Work to complete
Every line holding the word "color" counts once. Give the total, nothing more.

Records to use
○ ○ ○
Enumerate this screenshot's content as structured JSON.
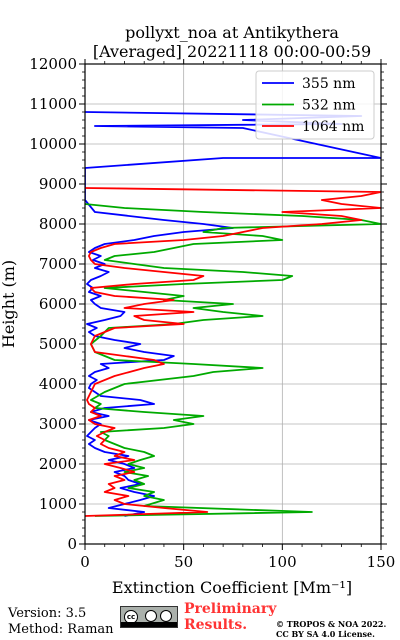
{
  "chart_data": {
    "type": "line",
    "title": "pollyxt_noa at Antikythera",
    "subtitle": "[Averaged] 20221118 00:00-00:59",
    "xlabel": "Extinction Coefficient [Mm⁻¹]",
    "ylabel": "Height (m)",
    "xlim": [
      0,
      150
    ],
    "ylim": [
      0,
      12000
    ],
    "x_ticks": [
      0,
      50,
      100,
      150
    ],
    "y_ticks": [
      0,
      1000,
      2000,
      3000,
      4000,
      5000,
      6000,
      7000,
      8000,
      9000,
      10000,
      11000,
      12000
    ],
    "grid": true,
    "legend_position": "top-right",
    "series": [
      {
        "name": "355 nm",
        "color": "#0000ff",
        "points": [
          [
            20,
            700
          ],
          [
            30,
            800
          ],
          [
            12,
            900
          ],
          [
            20,
            1000
          ],
          [
            28,
            1100
          ],
          [
            35,
            1200
          ],
          [
            25,
            1300
          ],
          [
            18,
            1400
          ],
          [
            28,
            1500
          ],
          [
            22,
            1600
          ],
          [
            20,
            1700
          ],
          [
            15,
            1800
          ],
          [
            25,
            1900
          ],
          [
            20,
            2000
          ],
          [
            12,
            2100
          ],
          [
            22,
            2200
          ],
          [
            10,
            2300
          ],
          [
            5,
            2400
          ],
          [
            2,
            2500
          ],
          [
            5,
            2600
          ],
          [
            1,
            2700
          ],
          [
            3,
            2800
          ],
          [
            5,
            2900
          ],
          [
            8,
            3000
          ],
          [
            2,
            3100
          ],
          [
            12,
            3200
          ],
          [
            3,
            3300
          ],
          [
            10,
            3400
          ],
          [
            35,
            3500
          ],
          [
            28,
            3600
          ],
          [
            8,
            3700
          ],
          [
            5,
            3800
          ],
          [
            2,
            3900
          ],
          [
            3,
            4000
          ],
          [
            6,
            4100
          ],
          [
            2,
            4200
          ],
          [
            5,
            4300
          ],
          [
            12,
            4400
          ],
          [
            8,
            4500
          ],
          [
            40,
            4600
          ],
          [
            45,
            4700
          ],
          [
            30,
            4800
          ],
          [
            20,
            4900
          ],
          [
            28,
            5000
          ],
          [
            15,
            5100
          ],
          [
            5,
            5200
          ],
          [
            2,
            5300
          ],
          [
            6,
            5400
          ],
          [
            1,
            5500
          ],
          [
            10,
            5600
          ],
          [
            18,
            5700
          ],
          [
            20,
            5800
          ],
          [
            8,
            5900
          ],
          [
            5,
            6000
          ],
          [
            3,
            6100
          ],
          [
            8,
            6200
          ],
          [
            2,
            6300
          ],
          [
            4,
            6400
          ],
          [
            1,
            6500
          ],
          [
            3,
            6600
          ],
          [
            8,
            6700
          ],
          [
            12,
            6800
          ],
          [
            5,
            6900
          ],
          [
            10,
            7000
          ],
          [
            4,
            7100
          ],
          [
            8,
            7200
          ],
          [
            2,
            7300
          ],
          [
            5,
            7400
          ],
          [
            10,
            7500
          ],
          [
            25,
            7600
          ],
          [
            35,
            7700
          ],
          [
            50,
            7800
          ],
          [
            75,
            7900
          ],
          [
            60,
            8000
          ],
          [
            40,
            8100
          ],
          [
            5,
            8300
          ],
          [
            0,
            8600
          ],
          [
            0,
            9000
          ],
          [
            0,
            9400
          ],
          [
            70,
            9650
          ],
          [
            150,
            9650
          ],
          [
            80,
            10400
          ],
          [
            5,
            10450
          ],
          [
            130,
            10500
          ],
          [
            80,
            10600
          ],
          [
            140,
            10700
          ],
          [
            0,
            10800
          ]
        ]
      },
      {
        "name": "532 nm",
        "color": "#00aa00",
        "points": [
          [
            5,
            700
          ],
          [
            115,
            800
          ],
          [
            30,
            950
          ],
          [
            40,
            1100
          ],
          [
            30,
            1200
          ],
          [
            35,
            1300
          ],
          [
            22,
            1400
          ],
          [
            30,
            1500
          ],
          [
            25,
            1600
          ],
          [
            32,
            1700
          ],
          [
            20,
            1800
          ],
          [
            30,
            1900
          ],
          [
            22,
            2000
          ],
          [
            28,
            2100
          ],
          [
            35,
            2200
          ],
          [
            30,
            2300
          ],
          [
            20,
            2400
          ],
          [
            15,
            2500
          ],
          [
            10,
            2600
          ],
          [
            12,
            2700
          ],
          [
            8,
            2800
          ],
          [
            40,
            2900
          ],
          [
            55,
            3000
          ],
          [
            45,
            3100
          ],
          [
            60,
            3200
          ],
          [
            30,
            3300
          ],
          [
            5,
            3400
          ],
          [
            8,
            3500
          ],
          [
            3,
            3600
          ],
          [
            10,
            3800
          ],
          [
            20,
            4000
          ],
          [
            55,
            4200
          ],
          [
            65,
            4300
          ],
          [
            90,
            4400
          ],
          [
            55,
            4500
          ],
          [
            15,
            4600
          ],
          [
            5,
            4800
          ],
          [
            3,
            5000
          ],
          [
            8,
            5200
          ],
          [
            12,
            5400
          ],
          [
            45,
            5500
          ],
          [
            60,
            5600
          ],
          [
            90,
            5700
          ],
          [
            70,
            5800
          ],
          [
            55,
            5900
          ],
          [
            75,
            6000
          ],
          [
            40,
            6100
          ],
          [
            50,
            6200
          ],
          [
            30,
            6300
          ],
          [
            10,
            6400
          ],
          [
            50,
            6500
          ],
          [
            100,
            6600
          ],
          [
            105,
            6700
          ],
          [
            80,
            6800
          ],
          [
            40,
            6900
          ],
          [
            25,
            7000
          ],
          [
            10,
            7100
          ],
          [
            15,
            7200
          ],
          [
            35,
            7300
          ],
          [
            45,
            7400
          ],
          [
            55,
            7500
          ],
          [
            100,
            7600
          ],
          [
            90,
            7700
          ],
          [
            60,
            7800
          ],
          [
            70,
            7900
          ],
          [
            150,
            8000
          ],
          [
            140,
            8100
          ],
          [
            110,
            8200
          ],
          [
            60,
            8300
          ],
          [
            20,
            8400
          ],
          [
            0,
            8500
          ]
        ]
      },
      {
        "name": "1064 nm",
        "color": "#ff0000",
        "points": [
          [
            0,
            700
          ],
          [
            62,
            800
          ],
          [
            40,
            900
          ],
          [
            20,
            1000
          ],
          [
            15,
            1100
          ],
          [
            22,
            1200
          ],
          [
            10,
            1300
          ],
          [
            15,
            1400
          ],
          [
            12,
            1500
          ],
          [
            20,
            1600
          ],
          [
            15,
            1700
          ],
          [
            25,
            1800
          ],
          [
            18,
            1900
          ],
          [
            10,
            2000
          ],
          [
            25,
            2100
          ],
          [
            15,
            2200
          ],
          [
            20,
            2300
          ],
          [
            12,
            2400
          ],
          [
            8,
            2500
          ],
          [
            10,
            2600
          ],
          [
            6,
            2700
          ],
          [
            10,
            2800
          ],
          [
            15,
            2900
          ],
          [
            5,
            3000
          ],
          [
            2,
            3100
          ],
          [
            8,
            3200
          ],
          [
            3,
            3300
          ],
          [
            5,
            3400
          ],
          [
            2,
            3500
          ],
          [
            1,
            3600
          ],
          [
            5,
            4000
          ],
          [
            15,
            4200
          ],
          [
            30,
            4400
          ],
          [
            40,
            4500
          ],
          [
            35,
            4600
          ],
          [
            5,
            4800
          ],
          [
            3,
            5000
          ],
          [
            5,
            5200
          ],
          [
            10,
            5300
          ],
          [
            15,
            5400
          ],
          [
            50,
            5500
          ],
          [
            30,
            5600
          ],
          [
            25,
            5700
          ],
          [
            55,
            5800
          ],
          [
            20,
            5900
          ],
          [
            30,
            6000
          ],
          [
            45,
            6100
          ],
          [
            15,
            6200
          ],
          [
            5,
            6300
          ],
          [
            3,
            6400
          ],
          [
            25,
            6500
          ],
          [
            55,
            6600
          ],
          [
            60,
            6700
          ],
          [
            40,
            6800
          ],
          [
            20,
            6900
          ],
          [
            5,
            7000
          ],
          [
            3,
            7100
          ],
          [
            2,
            7200
          ],
          [
            3,
            7300
          ],
          [
            8,
            7400
          ],
          [
            15,
            7500
          ],
          [
            50,
            7600
          ],
          [
            70,
            7700
          ],
          [
            80,
            7800
          ],
          [
            90,
            7900
          ],
          [
            120,
            8000
          ],
          [
            140,
            8100
          ],
          [
            130,
            8200
          ],
          [
            100,
            8300
          ],
          [
            150,
            8400
          ],
          [
            130,
            8500
          ],
          [
            120,
            8600
          ],
          [
            140,
            8700
          ],
          [
            150,
            8800
          ],
          [
            0,
            8900
          ]
        ]
      }
    ]
  },
  "footer": {
    "version": "Version: 3.5",
    "method": "Method: Raman",
    "preliminary_line1": "Preliminary",
    "preliminary_line2": "Results.",
    "copyright_line1": "© TROPOS & NOA 2022.",
    "copyright_line2": "CC BY SA 4.0 License.",
    "license_badge": "CC BY SA"
  }
}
○ ○ ○
Output below
3